Given task:
Each line containing the word "государственных" must be reported.
--- Start Records for processing ---
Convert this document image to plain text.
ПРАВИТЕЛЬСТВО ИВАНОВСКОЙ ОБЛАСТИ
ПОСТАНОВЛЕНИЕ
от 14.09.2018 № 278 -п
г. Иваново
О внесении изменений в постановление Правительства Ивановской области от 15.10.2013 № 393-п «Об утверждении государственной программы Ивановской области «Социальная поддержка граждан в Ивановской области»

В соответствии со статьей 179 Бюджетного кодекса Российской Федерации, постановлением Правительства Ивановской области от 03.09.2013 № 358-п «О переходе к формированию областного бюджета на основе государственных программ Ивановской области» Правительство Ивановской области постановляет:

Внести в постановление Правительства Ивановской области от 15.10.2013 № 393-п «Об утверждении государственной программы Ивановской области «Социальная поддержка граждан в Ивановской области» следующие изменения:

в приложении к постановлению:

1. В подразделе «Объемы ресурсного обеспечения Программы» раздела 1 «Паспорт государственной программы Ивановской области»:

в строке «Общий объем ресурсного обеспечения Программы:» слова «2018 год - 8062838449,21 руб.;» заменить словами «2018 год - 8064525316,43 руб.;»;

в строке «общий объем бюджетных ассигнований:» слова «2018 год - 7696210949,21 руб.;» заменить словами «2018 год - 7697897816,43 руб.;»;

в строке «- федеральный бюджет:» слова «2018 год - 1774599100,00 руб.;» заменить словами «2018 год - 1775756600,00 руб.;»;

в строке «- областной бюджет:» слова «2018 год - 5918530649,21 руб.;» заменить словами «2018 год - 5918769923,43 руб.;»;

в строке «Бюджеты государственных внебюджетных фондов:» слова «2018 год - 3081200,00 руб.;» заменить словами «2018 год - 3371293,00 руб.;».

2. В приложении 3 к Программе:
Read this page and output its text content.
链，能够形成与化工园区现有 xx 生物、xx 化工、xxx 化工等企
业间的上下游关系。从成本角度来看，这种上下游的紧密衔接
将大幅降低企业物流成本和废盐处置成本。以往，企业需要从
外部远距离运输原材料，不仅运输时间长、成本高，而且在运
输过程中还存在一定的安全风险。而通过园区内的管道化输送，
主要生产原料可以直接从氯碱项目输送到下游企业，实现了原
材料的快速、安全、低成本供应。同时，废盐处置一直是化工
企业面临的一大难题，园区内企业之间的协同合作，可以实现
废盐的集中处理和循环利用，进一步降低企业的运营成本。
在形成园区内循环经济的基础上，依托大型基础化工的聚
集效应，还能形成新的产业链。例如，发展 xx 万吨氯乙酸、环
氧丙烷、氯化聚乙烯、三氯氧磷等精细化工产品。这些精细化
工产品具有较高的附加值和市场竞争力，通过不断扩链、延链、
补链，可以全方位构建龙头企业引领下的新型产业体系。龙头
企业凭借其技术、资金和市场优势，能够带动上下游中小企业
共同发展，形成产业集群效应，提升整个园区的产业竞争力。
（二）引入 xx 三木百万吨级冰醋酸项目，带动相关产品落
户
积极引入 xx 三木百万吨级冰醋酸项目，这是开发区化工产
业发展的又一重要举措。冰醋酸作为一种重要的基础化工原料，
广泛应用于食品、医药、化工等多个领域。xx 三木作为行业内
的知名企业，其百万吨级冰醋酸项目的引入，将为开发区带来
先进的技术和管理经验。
--- End Records for processing ---
Exercise result:
В соответствии со статьей 179 Бюджетного кодекса Российской Федерации, постановлением Правительства Ивановской области от 03.09.2013 № 358-п «О переходе к формированию областного бюджета на основе государственных программ Ивановской области» Правительство Ивановской области постановляет:
в строке «Бюджеты государственных внебюджетных фондов:» слова «2018 год - 3081200,00 руб.;» заменить словами «2018 год - 3371293,00 руб.;».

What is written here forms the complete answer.